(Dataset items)
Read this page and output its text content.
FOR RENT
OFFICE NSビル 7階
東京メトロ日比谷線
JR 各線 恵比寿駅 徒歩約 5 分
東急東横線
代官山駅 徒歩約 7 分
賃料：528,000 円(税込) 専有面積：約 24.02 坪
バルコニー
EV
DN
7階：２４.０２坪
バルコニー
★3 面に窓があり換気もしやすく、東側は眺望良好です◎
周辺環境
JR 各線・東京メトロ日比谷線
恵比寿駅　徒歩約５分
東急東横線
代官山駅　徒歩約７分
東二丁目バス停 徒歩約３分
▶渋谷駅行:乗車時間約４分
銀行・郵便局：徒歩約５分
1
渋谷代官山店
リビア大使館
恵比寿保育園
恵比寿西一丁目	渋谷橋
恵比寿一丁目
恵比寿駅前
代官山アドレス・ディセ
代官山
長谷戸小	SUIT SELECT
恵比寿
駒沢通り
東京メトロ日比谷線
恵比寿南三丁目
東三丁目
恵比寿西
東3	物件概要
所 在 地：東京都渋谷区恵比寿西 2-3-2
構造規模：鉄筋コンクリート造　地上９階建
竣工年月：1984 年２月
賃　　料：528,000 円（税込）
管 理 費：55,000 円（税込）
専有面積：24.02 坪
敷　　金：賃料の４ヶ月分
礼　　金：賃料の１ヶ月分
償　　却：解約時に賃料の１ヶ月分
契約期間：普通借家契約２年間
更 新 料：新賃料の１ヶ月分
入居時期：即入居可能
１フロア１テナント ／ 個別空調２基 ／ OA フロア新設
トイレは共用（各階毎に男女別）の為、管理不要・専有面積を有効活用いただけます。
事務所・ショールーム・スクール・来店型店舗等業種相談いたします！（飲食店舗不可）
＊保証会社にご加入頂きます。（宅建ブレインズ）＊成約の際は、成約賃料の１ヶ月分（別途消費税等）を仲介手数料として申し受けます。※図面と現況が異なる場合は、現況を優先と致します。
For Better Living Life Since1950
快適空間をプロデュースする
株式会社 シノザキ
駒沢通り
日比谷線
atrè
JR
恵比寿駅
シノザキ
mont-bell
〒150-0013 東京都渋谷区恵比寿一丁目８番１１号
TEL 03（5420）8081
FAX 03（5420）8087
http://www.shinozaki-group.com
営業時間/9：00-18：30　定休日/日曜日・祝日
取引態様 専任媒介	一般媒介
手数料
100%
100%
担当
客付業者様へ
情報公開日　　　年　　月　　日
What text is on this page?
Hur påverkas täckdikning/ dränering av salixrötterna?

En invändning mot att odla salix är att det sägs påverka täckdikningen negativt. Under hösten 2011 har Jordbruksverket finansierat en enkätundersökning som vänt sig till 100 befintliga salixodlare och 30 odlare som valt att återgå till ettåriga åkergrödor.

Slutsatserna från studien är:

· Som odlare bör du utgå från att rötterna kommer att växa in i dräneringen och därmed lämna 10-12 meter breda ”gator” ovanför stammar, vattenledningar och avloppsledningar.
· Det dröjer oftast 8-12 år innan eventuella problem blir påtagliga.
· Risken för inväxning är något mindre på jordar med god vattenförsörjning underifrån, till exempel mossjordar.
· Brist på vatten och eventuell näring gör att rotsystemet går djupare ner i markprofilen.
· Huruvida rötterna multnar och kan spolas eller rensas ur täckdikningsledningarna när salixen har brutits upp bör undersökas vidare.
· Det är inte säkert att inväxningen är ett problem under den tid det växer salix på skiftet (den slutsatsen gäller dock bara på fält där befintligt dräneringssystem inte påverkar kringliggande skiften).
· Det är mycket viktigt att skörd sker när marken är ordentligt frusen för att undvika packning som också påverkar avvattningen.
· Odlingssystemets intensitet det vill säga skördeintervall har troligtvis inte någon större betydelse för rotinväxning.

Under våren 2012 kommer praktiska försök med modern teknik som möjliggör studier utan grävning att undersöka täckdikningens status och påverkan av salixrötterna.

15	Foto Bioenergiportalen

◆ Instructions for the task:
Each line of the material must be restated exactly.

◆ Written response:
Read this page and output its text content.
FOR RENT
OFFICE NSビル 7階
東京メトロ日比谷線
JR 各線 恵比寿駅 徒歩約 5 分
東急東横線
代官山駅 徒歩約 7 分
賃料：528,000 円(税込) 専有面積：約 24.02 坪
バルコニー
EV
DN
7階：２４.０２坪
バルコニー
★3 面に窓があり換気もしやすく、東側は眺望良好です◎
周辺環境
JR 各線・東京メトロ日比谷線
恵比寿駅　徒歩約５分
東急東横線
代官山駅　徒歩約７分
東二丁目バス停 徒歩約３分
▶渋谷駅行:乗車時間約４分
銀行・郵便局：徒歩約５分
1
渋谷代官山店
リビア大使館
恵比寿保育園
恵比寿西一丁目	渋谷橋
恵比寿一丁目
恵比寿駅前
代官山アドレス・ディセ
代官山
長谷戸小	SUIT SELECT
恵比寿
駒沢通り
東京メトロ日比谷線
恵比寿南三丁目
東三丁目
恵比寿西
東3	物件概要
所 在 地：東京都渋谷区恵比寿西 2-3-2
構造規模：鉄筋コンクリート造　地上９階建
竣工年月：1984 年２月
賃　　料：528,000 円（税込）
管 理 費：55,000 円（税込）
専有面積：24.02 坪
敷　　金：賃料の４ヶ月分
礼　　金：賃料の１ヶ月分
償　　却：解約時に賃料の１ヶ月分
契約期間：普通借家契約２年間
更 新 料：新賃料の１ヶ月分
入居時期：即入居可能
１フロア１テナント ／ 個別空調２基 ／ OA フロア新設
トイレは共用（各階毎に男女別）の為、管理不要・専有面積を有効活用いただけます。
事務所・ショールーム・スクール・来店型店舗等業種相談いたします！（飲食店舗不可）
＊保証会社にご加入頂きます。（宅建ブレインズ）＊成約の際は、成約賃料の１ヶ月分（別途消費税等）を仲介手数料として申し受けます。※図面と現況が異なる場合は、現況を優先と致します。
For Better Living Life Since1950
快適空間をプロデュースする
株式会社 シノザキ
駒沢通り
日比谷線
atrè
JR
恵比寿駅
シノザキ
mont-bell
〒150-0013 東京都渋谷区恵比寿一丁目８番１１号
TEL 03（5420）8081
FAX 03（5420）8087
http://www.shinozaki-group.com
営業時間/9：00-18：30　定休日/日曜日・祝日
取引態様 専任媒介	一般媒介
手数料
100%
100%
担当
客付業者様へ
情報公開日　　　年　　月　　日
What text is on this page?
Hur påverkas täckdikning/ dränering av salixrötterna?

En invändning mot att odla salix är att det sägs påverka täckdikningen negativt. Under hösten 2011 har Jordbruksverket finansierat en enkätundersökning som vänt sig till 100 befintliga salixodlare och 30 odlare som valt att återgå till ettåriga åkergrödor.

Slutsatserna från studien är:

· Som odlare bör du utgå från att rötterna kommer att växa in i dräneringen och därmed lämna 10-12 meter breda ”gator” ovanför stammar, vattenledningar och avloppsledningar.
· Det dröjer oftast 8-12 år innan eventuella problem blir påtagliga.
· Risken för inväxning är något mindre på jordar med god vattenförsörjning underifrån, till exempel mossjordar.
· Brist på vatten och eventuell näring gör att rotsystemet går djupare ner i markprofilen.
· Huruvida rötterna multnar och kan spolas eller rensas ur täckdikningsledningarna när salixen har brutits upp bör undersökas vidare.
· Det är inte säkert att inväxningen är ett problem under den tid det växer salix på skiftet (den slutsatsen gäller dock bara på fält där befintligt dräneringssystem inte påverkar kringliggande skiften).
· Det är mycket viktigt att skörd sker när marken är ordentligt frusen för att undvika packning som också påverkar avvattningen.
· Odlingssystemets intensitet det vill säga skördeintervall har troligtvis inte någon större betydelse för rotinväxning.

Under våren 2012 kommer praktiska försök med modern teknik som möjliggör studier utan grävning att undersöka täckdikningens status och påverkan av salixrötterna.

15	Foto Bioenergiportalen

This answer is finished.